- **Reading text**
☆ ☆ ☆ ☆ ☆
Metric Calculation
In the evaluation phase, we typically select the corresponding evaluation metric strategy based on the characteristics of the dataset itself. The main criterion is the type of standard answer, generally including the following types:
- Choice: Common in classification tasks, judgment questions, and multiple-choice questions. Currently, this type of question dataset occupies the largest proportion, with datasets such as MMLU, CEval, etc. Accuracy is usually used as the evaluation standard--
ACCEvaluator
. - Phrase: Common in Q&A and reading comprehension tasks. This type of dataset mainly includes CLUE_CMRC, CLUE_DRCD, DROP datasets, etc. Matching rate is usually used as the evaluation standard--
EMEvaluator
. - Sentence: Common in translation and generating pseudocode/command-line tasks, mainly including Flores, Summscreen, Govrepcrs, Iwdlt2017 datasets, etc. BLEU (Bilingual Evaluation Understudy) is usually used as the evaluation standard--
BleuEvaluator
. - Paragraph: Common in text summary generation tasks, commonly used datasets mainly include Lcsts, TruthfulQA, Xsum datasets, etc. ROUGE (Recall-Oriented Understudy for Gisting Evaluation) is usually used as the evaluation standard--
RougeEvaluator
. - Code: Common in code generation tasks, commonly used datasets mainly include Humaneval, MBPP datasets, etc. Execution pass rate and
pass@k
are usually used as the evaluation standard. At present, Opencompass supportsMBPPEvaluator
andHumanEvaluator
.
There is also a type of scoring-type evaluation task without standard answers, such as judging whether the output of a model is toxic, which can directly use the related API service for scoring. At present, it supports ToxicEvaluator
, and currently, the realtoxicityprompts dataset uses this evaluation method.
☆ ☆ ☆ ☆ ☆
(Collected data)
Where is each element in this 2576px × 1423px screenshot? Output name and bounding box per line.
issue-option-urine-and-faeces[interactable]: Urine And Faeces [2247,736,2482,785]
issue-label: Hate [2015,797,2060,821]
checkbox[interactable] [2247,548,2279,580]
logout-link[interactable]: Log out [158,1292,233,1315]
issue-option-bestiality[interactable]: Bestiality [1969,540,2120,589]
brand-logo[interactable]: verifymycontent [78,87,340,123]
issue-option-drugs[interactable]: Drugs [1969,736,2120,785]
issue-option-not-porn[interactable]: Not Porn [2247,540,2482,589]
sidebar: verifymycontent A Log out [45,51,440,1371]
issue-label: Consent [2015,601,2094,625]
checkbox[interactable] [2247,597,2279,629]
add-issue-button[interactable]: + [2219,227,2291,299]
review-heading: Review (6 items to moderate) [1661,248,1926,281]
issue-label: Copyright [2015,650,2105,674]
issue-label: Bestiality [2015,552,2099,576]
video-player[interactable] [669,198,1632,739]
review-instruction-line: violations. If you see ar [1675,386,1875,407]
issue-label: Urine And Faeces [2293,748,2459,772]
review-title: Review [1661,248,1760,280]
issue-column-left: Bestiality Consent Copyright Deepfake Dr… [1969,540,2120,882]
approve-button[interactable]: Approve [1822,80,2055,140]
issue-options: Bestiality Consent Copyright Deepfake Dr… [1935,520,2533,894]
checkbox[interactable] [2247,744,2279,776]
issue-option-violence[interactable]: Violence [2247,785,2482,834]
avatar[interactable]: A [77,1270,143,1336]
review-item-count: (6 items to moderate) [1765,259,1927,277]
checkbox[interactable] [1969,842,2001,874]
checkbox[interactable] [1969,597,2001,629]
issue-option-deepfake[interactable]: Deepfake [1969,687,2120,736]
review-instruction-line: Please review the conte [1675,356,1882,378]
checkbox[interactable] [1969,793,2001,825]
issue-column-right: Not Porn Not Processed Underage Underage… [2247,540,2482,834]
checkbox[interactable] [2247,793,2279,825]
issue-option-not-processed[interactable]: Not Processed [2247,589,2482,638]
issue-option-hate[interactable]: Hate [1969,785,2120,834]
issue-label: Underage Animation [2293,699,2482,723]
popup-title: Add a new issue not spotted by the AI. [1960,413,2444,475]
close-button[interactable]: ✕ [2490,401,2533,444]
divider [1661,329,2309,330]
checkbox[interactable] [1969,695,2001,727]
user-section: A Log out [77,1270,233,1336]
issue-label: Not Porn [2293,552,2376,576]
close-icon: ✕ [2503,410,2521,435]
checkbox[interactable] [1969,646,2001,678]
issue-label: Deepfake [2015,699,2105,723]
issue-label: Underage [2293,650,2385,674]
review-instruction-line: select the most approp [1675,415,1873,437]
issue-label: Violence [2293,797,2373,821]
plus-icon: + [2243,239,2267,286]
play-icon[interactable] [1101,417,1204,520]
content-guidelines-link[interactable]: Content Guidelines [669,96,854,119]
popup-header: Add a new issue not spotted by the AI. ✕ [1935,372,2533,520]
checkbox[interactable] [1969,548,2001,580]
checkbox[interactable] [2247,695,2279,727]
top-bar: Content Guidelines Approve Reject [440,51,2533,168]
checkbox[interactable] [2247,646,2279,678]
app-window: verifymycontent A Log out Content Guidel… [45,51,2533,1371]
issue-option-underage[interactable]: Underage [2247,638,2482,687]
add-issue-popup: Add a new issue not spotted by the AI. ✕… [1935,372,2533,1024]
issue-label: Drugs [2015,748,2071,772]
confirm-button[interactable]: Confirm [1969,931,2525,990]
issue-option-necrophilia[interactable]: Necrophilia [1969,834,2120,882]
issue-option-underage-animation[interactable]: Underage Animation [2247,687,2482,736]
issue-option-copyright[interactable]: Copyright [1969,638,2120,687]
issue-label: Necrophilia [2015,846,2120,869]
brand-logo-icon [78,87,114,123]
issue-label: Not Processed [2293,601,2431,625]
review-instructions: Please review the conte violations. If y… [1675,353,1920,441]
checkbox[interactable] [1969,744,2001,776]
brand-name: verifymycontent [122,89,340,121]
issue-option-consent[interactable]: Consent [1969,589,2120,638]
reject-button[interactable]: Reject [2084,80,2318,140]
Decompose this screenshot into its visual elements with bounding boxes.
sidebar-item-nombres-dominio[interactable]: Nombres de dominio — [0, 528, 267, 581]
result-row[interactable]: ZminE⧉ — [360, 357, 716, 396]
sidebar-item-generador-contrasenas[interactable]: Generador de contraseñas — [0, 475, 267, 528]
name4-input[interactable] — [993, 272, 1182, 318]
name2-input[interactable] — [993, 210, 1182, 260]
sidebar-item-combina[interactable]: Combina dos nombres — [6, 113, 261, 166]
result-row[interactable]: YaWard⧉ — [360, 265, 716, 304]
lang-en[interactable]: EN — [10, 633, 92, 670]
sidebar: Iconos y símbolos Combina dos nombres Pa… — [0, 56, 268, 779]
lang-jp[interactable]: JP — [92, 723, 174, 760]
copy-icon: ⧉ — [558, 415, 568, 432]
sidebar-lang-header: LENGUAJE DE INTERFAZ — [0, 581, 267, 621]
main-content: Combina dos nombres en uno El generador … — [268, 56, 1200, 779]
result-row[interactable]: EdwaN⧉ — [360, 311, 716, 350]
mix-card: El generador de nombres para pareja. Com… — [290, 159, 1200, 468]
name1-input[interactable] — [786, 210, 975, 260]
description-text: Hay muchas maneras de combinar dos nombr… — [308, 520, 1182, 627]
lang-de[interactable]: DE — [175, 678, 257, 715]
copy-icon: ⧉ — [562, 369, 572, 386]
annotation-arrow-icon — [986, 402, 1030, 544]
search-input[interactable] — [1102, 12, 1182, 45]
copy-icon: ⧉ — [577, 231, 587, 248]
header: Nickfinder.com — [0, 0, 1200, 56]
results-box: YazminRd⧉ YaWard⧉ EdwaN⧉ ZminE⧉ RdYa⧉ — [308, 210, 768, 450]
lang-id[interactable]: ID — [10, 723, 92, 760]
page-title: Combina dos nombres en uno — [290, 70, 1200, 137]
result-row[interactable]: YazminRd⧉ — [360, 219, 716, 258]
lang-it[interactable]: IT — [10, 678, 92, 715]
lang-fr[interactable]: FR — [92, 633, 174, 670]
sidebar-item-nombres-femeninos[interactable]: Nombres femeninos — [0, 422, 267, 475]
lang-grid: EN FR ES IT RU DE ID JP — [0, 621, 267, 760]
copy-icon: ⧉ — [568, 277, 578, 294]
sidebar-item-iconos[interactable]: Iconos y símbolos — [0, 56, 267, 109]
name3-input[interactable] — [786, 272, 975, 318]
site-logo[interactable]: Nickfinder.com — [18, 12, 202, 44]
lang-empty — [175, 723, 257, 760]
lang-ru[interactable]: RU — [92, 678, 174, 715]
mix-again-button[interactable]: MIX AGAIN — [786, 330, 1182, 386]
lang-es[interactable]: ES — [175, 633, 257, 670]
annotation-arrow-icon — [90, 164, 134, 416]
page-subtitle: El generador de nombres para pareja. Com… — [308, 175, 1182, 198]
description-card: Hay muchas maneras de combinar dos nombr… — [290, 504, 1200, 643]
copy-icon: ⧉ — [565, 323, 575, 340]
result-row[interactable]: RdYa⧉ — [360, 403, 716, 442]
☆ ☆ ☆ ☆ ☆
- **The problem**
In the passage on metric calculation, reproduce the text between "There is also" and "this evaluation method.", inclusive, and change "API service" to "remote service".

- **Reply to the exercise**
There is also a type of scoring-type evaluation task without standard answers, such as judging whether the output of a model is toxic, which can directly use the related remote service for scoring. At present, it supports ToxicEvaluator
, and currently, the realtoxicityprompts dataset uses this evaluation method.